§ **Task details**
Which lines of the records contain "Mutation"? Collect every one of them.
------------------------------------------------------------
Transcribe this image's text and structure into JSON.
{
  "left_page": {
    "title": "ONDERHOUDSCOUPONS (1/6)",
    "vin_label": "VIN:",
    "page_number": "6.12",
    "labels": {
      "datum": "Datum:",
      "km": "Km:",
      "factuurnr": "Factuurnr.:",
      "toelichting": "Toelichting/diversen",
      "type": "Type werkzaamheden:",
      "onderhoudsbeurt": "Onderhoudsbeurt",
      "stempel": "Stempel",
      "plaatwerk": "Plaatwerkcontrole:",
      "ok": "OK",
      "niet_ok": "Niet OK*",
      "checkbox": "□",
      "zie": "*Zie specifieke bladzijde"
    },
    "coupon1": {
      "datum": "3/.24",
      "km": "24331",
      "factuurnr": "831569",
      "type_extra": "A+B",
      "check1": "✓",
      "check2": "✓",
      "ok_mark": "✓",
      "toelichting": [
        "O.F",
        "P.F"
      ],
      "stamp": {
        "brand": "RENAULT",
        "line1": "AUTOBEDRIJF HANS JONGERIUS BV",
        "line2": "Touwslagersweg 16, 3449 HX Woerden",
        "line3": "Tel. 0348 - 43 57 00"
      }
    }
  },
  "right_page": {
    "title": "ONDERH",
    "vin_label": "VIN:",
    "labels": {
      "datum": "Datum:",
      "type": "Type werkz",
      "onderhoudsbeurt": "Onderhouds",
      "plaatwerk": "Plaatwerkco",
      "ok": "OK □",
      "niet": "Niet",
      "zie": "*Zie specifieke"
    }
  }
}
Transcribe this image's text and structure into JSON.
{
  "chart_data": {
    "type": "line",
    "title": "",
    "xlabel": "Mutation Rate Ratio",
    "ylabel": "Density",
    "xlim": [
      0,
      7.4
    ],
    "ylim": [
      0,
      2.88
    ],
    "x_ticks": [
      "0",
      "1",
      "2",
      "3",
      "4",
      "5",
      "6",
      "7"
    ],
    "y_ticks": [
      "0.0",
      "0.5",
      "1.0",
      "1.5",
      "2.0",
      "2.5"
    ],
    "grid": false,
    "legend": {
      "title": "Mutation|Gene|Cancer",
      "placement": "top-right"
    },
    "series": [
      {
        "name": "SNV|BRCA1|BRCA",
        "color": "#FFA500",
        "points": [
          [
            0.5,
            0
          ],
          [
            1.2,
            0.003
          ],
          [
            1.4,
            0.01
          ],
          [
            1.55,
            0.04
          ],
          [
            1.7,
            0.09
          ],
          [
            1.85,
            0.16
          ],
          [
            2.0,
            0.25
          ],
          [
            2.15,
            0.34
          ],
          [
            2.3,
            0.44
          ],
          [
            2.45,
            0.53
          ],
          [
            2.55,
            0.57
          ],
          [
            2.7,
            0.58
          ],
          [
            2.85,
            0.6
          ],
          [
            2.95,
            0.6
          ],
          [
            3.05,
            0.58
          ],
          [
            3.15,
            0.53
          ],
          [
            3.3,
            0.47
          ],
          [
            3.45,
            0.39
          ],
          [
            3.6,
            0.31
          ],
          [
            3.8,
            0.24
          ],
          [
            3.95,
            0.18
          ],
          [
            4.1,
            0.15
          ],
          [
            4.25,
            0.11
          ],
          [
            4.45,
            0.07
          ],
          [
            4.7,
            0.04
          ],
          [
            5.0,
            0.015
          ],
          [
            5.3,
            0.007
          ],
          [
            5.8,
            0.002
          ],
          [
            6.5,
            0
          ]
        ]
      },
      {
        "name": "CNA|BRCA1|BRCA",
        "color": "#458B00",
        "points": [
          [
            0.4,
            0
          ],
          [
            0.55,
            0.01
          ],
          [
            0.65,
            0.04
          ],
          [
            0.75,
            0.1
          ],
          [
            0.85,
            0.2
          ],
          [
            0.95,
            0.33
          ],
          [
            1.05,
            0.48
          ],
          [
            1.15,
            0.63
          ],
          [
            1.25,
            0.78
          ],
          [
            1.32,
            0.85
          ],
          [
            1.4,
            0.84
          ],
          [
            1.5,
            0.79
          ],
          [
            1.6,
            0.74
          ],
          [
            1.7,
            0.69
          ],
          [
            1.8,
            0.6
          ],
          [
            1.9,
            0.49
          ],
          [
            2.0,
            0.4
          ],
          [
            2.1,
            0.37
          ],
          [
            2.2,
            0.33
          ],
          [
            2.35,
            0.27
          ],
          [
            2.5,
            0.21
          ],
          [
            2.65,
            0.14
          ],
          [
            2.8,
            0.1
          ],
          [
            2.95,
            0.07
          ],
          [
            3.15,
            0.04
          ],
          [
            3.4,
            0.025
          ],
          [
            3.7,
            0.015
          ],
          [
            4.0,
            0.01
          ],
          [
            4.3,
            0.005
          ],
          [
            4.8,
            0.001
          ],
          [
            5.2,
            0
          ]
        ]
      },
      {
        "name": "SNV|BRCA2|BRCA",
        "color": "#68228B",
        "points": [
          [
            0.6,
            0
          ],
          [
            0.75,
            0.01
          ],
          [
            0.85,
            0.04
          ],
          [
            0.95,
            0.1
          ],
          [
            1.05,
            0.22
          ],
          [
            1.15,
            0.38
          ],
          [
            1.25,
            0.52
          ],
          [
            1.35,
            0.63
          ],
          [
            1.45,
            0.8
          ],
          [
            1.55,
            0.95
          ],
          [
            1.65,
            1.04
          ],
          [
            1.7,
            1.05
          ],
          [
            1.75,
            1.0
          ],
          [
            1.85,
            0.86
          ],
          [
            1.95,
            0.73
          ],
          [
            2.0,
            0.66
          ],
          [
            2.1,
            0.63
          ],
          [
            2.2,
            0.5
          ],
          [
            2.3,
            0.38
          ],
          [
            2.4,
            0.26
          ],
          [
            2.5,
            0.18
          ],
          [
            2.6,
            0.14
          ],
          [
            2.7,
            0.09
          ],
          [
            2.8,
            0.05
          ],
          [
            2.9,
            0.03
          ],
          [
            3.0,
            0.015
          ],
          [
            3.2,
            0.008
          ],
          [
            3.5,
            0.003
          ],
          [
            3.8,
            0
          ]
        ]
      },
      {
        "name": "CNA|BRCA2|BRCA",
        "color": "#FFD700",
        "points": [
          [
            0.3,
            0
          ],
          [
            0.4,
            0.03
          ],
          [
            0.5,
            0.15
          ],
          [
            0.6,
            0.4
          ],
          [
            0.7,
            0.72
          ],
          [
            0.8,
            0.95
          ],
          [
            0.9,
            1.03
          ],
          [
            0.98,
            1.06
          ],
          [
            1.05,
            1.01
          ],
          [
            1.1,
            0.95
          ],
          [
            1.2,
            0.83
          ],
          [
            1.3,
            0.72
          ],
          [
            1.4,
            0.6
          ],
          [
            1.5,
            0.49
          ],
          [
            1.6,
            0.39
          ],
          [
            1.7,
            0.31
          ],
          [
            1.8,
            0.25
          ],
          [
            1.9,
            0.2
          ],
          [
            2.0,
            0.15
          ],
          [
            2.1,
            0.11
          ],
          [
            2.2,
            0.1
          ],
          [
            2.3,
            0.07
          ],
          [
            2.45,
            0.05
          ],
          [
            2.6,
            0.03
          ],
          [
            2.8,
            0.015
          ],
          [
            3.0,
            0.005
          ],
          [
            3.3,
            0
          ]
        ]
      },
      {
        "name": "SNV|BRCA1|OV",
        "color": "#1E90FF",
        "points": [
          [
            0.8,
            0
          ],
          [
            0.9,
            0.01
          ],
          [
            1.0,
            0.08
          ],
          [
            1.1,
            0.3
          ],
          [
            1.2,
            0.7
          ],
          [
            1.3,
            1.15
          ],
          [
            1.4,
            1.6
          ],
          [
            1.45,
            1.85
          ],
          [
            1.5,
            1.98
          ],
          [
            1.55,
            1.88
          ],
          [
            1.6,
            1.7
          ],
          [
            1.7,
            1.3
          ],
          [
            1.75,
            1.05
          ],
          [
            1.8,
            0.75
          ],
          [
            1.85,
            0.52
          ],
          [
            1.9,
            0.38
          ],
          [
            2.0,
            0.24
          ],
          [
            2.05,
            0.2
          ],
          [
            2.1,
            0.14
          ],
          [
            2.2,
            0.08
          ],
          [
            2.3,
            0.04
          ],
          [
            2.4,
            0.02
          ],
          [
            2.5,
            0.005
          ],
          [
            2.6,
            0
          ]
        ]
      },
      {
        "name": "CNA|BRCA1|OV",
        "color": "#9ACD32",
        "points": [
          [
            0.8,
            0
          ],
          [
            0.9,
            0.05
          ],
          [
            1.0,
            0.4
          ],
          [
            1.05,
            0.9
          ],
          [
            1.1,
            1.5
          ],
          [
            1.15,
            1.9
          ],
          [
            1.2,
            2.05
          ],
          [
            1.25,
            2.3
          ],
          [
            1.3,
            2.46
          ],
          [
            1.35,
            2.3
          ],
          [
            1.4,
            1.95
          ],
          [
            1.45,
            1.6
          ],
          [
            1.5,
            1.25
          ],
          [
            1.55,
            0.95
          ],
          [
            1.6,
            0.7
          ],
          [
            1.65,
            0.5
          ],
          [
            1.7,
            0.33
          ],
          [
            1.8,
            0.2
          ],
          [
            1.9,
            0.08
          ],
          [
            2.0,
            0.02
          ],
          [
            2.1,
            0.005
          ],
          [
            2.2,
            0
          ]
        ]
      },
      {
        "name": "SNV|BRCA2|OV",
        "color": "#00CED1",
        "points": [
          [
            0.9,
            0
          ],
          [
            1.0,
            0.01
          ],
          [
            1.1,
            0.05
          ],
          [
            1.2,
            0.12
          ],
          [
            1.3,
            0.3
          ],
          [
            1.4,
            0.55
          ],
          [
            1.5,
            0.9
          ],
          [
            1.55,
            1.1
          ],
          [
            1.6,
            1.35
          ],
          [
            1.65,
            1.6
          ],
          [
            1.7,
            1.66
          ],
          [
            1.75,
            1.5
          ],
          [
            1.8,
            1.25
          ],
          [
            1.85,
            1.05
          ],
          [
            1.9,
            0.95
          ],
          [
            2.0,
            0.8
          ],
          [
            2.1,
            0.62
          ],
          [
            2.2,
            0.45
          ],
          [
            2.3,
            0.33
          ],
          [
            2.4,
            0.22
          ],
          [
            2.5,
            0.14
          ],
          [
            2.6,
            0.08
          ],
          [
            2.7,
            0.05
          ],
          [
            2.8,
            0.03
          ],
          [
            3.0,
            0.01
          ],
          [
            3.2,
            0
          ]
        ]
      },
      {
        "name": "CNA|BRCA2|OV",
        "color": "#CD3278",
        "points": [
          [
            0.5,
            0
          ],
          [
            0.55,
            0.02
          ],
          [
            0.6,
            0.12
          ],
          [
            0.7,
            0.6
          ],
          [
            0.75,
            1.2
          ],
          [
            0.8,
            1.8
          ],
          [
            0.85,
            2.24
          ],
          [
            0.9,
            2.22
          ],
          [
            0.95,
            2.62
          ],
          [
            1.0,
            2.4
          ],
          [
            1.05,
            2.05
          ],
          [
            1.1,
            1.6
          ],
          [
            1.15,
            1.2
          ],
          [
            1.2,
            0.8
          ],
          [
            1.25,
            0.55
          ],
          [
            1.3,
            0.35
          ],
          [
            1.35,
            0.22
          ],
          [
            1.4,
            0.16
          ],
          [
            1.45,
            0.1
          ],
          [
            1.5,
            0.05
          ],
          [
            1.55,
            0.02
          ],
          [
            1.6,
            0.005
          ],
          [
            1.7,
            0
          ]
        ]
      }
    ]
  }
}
------------------------------------------------------------
§ **Written response**
    "xlabel": "Mutation Rate Ratio",
      "title": "Mutation|Gene|Cancer",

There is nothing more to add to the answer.